▶ [Exercise description]: What is the number of lines holding the word "text"? Write that number and nothing else.

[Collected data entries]
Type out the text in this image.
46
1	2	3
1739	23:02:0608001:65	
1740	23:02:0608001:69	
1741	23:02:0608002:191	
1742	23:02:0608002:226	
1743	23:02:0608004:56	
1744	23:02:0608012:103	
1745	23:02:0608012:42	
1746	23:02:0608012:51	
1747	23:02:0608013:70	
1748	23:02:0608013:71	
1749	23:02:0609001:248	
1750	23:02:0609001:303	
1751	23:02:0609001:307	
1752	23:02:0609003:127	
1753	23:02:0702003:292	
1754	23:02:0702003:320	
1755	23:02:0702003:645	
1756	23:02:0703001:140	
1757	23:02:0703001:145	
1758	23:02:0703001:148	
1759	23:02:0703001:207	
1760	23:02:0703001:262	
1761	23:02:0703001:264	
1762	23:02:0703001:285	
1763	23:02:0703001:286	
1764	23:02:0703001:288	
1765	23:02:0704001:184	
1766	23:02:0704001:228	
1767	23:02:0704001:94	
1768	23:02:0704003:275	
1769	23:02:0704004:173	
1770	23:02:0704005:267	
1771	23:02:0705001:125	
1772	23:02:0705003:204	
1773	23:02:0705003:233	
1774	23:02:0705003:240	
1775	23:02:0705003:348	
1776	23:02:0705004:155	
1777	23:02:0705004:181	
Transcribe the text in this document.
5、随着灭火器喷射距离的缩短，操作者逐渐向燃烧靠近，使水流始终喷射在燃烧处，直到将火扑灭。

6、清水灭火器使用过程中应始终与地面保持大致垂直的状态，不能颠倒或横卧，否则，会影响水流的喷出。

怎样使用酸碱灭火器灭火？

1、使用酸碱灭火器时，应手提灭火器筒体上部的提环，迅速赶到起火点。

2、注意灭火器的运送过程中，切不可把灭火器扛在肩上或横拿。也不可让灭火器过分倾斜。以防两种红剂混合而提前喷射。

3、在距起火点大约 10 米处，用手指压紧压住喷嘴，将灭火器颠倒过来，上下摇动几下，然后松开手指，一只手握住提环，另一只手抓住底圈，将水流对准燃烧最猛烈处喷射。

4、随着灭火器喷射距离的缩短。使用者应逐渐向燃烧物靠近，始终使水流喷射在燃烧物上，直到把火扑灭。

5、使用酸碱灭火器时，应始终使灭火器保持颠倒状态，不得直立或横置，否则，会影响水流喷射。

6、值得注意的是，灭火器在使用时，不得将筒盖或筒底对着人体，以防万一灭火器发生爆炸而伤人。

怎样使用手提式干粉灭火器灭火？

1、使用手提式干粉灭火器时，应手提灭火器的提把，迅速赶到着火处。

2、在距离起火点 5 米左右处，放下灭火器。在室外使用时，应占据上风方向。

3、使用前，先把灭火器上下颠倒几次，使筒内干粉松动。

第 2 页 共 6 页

▶ [Exercise result]: 2